What needs to be done:
Go through the listing and copy each line with the string "design".

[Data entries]
- - - - - - -
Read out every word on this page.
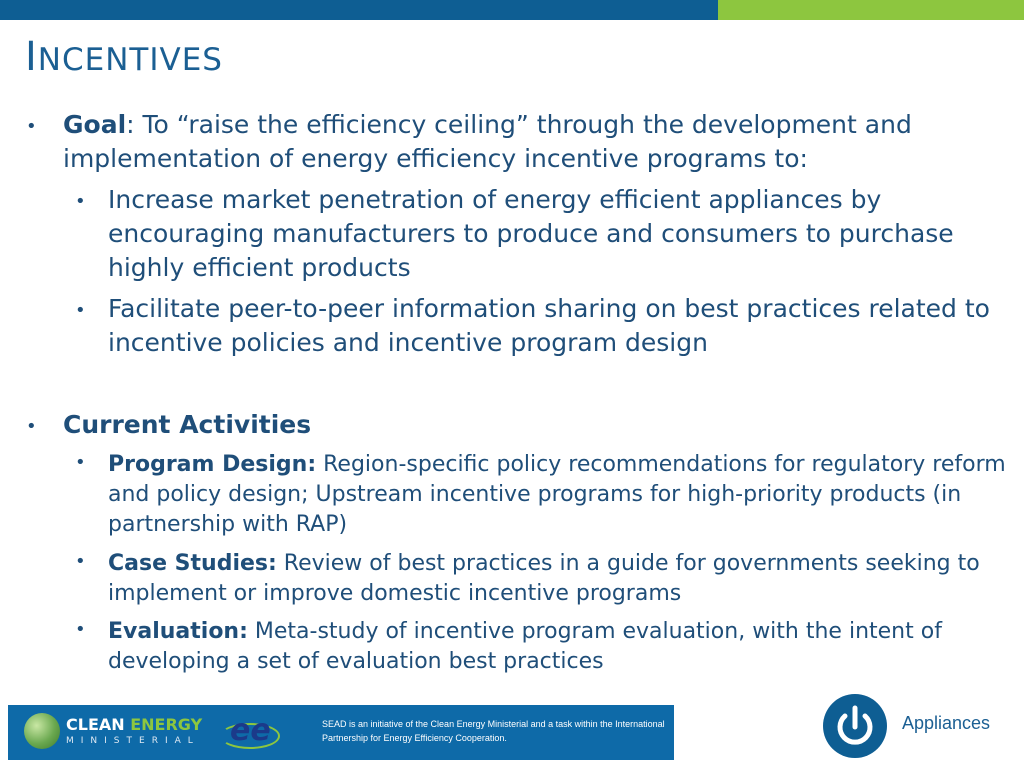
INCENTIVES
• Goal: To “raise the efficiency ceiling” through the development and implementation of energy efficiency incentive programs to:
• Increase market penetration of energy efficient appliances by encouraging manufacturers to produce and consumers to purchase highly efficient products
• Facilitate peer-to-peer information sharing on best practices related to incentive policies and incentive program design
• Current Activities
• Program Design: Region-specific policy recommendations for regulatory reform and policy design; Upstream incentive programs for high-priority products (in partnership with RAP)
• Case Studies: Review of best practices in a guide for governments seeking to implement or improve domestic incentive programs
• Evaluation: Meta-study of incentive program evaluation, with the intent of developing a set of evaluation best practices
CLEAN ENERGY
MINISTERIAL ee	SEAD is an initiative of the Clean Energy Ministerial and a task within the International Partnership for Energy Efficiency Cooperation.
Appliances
- - - - - - -
Exercise solution:
• Facilitate peer-to-peer information sharing on best practices related to incentive policies and incentive program design
• Program Design: Region-specific policy recommendations for regulatory reform and policy design; Upstream incentive programs for high-priority products (in partnership with RAP)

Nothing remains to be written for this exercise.